Within the data below, state how many lines contain the string "title". Provide the number only.

Items from a dataset:
○ ○ ○ ○ ○
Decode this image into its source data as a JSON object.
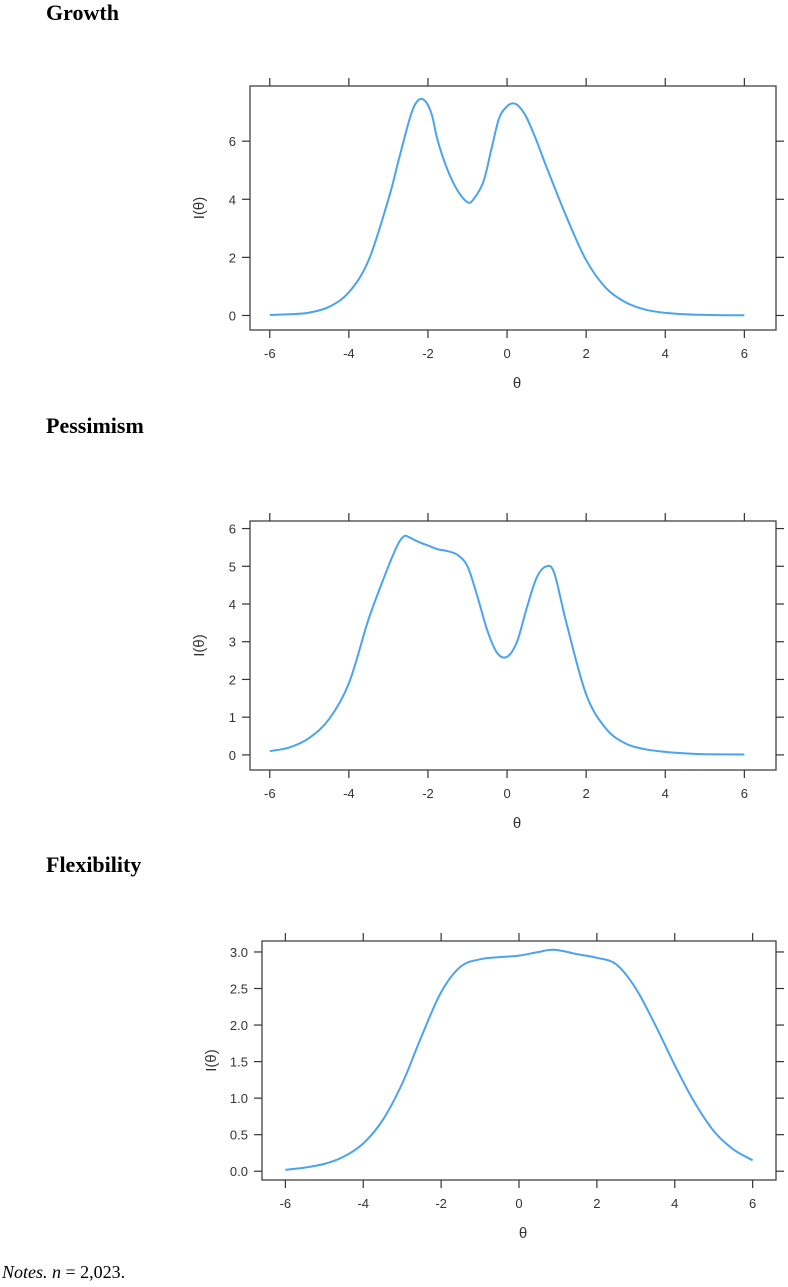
{
  "chart_data": [
    {
      "type": "line",
      "title": "Growth",
      "xlabel": "θ",
      "ylabel": "I(θ)",
      "xlim": [
        -6.5,
        6.8
      ],
      "ylim": [
        -0.5,
        7.9
      ],
      "xticks": [
        -6,
        -4,
        -2,
        0,
        2,
        4,
        6
      ],
      "yticks": [
        0,
        2,
        4,
        6
      ],
      "ytick_labels": [
        "0",
        "2",
        "4",
        "6"
      ],
      "color": "#4aa3f0",
      "series": [
        {
          "x": [
            -6,
            -5.5,
            -5,
            -4.5,
            -4,
            -3.5,
            -3,
            -2.75,
            -2.5,
            -2.35,
            -2.2,
            -2.05,
            -1.9,
            -1.75,
            -1.5,
            -1.25,
            -1,
            -0.85,
            -0.6,
            -0.4,
            -0.2,
            0,
            0.15,
            0.3,
            0.5,
            0.75,
            1,
            1.5,
            2,
            2.5,
            3,
            3.5,
            4,
            4.5,
            5,
            5.5,
            6
          ],
          "y": [
            0.02,
            0.04,
            0.1,
            0.3,
            0.8,
            1.9,
            4.0,
            5.3,
            6.6,
            7.2,
            7.45,
            7.35,
            6.9,
            6.0,
            5.0,
            4.3,
            3.9,
            4.0,
            4.6,
            5.7,
            6.8,
            7.2,
            7.3,
            7.2,
            6.8,
            6.0,
            5.1,
            3.4,
            1.9,
            0.95,
            0.45,
            0.2,
            0.09,
            0.04,
            0.02,
            0.01,
            0.01
          ]
        }
      ]
    },
    {
      "type": "line",
      "title": "Pessimism",
      "xlabel": "θ",
      "ylabel": "I(θ)",
      "xlim": [
        -6.5,
        6.8
      ],
      "ylim": [
        -0.4,
        6.2
      ],
      "xticks": [
        -6,
        -4,
        -2,
        0,
        2,
        4,
        6
      ],
      "yticks": [
        0,
        1,
        2,
        3,
        4,
        5,
        6
      ],
      "ytick_labels": [
        "0",
        "1",
        "2",
        "3",
        "4",
        "5",
        "6"
      ],
      "color": "#4aa3f0",
      "series": [
        {
          "x": [
            -6,
            -5.5,
            -5,
            -4.5,
            -4,
            -3.5,
            -3,
            -2.75,
            -2.6,
            -2.5,
            -2.25,
            -2,
            -1.75,
            -1.5,
            -1.25,
            -1,
            -0.75,
            -0.5,
            -0.25,
            0,
            0.25,
            0.5,
            0.75,
            1,
            1.2,
            1.5,
            2,
            2.5,
            3,
            3.5,
            4,
            4.5,
            5,
            6
          ],
          "y": [
            0.1,
            0.2,
            0.45,
            0.95,
            1.9,
            3.6,
            5.0,
            5.6,
            5.8,
            5.78,
            5.65,
            5.55,
            5.45,
            5.4,
            5.3,
            5.0,
            4.2,
            3.3,
            2.7,
            2.6,
            3.0,
            3.9,
            4.7,
            5.0,
            4.8,
            3.5,
            1.6,
            0.7,
            0.3,
            0.15,
            0.08,
            0.04,
            0.02,
            0.01
          ]
        }
      ]
    },
    {
      "type": "line",
      "title": "Flexibility",
      "xlabel": "θ",
      "ylabel": "I(θ)",
      "xlim": [
        -6.6,
        6.6
      ],
      "ylim": [
        -0.12,
        3.15
      ],
      "xticks": [
        -6,
        -4,
        -2,
        0,
        2,
        4,
        6
      ],
      "yticks": [
        0,
        0.5,
        1,
        1.5,
        2,
        2.5,
        3
      ],
      "ytick_labels": [
        "0.0",
        "0.5",
        "1.0",
        "1.5",
        "2.0",
        "2.5",
        "3.0"
      ],
      "color": "#4aa3f0",
      "series": [
        {
          "x": [
            -6,
            -5.5,
            -5,
            -4.5,
            -4,
            -3.5,
            -3,
            -2.5,
            -2,
            -1.5,
            -1,
            -0.5,
            0,
            0.5,
            0.9,
            1.5,
            2,
            2.5,
            3,
            3.5,
            4,
            4.5,
            5,
            5.5,
            6
          ],
          "y": [
            0.02,
            0.05,
            0.1,
            0.2,
            0.38,
            0.7,
            1.2,
            1.85,
            2.45,
            2.8,
            2.9,
            2.93,
            2.95,
            3.0,
            3.03,
            2.97,
            2.92,
            2.83,
            2.5,
            2.0,
            1.45,
            0.95,
            0.55,
            0.3,
            0.15
          ]
        }
      ]
    }
  ],
  "notes": {
    "label": "Notes.",
    "n_symbol": "n",
    "rest": " = 2,023."
  }
}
○ ○ ○ ○ ○
Right answer:
3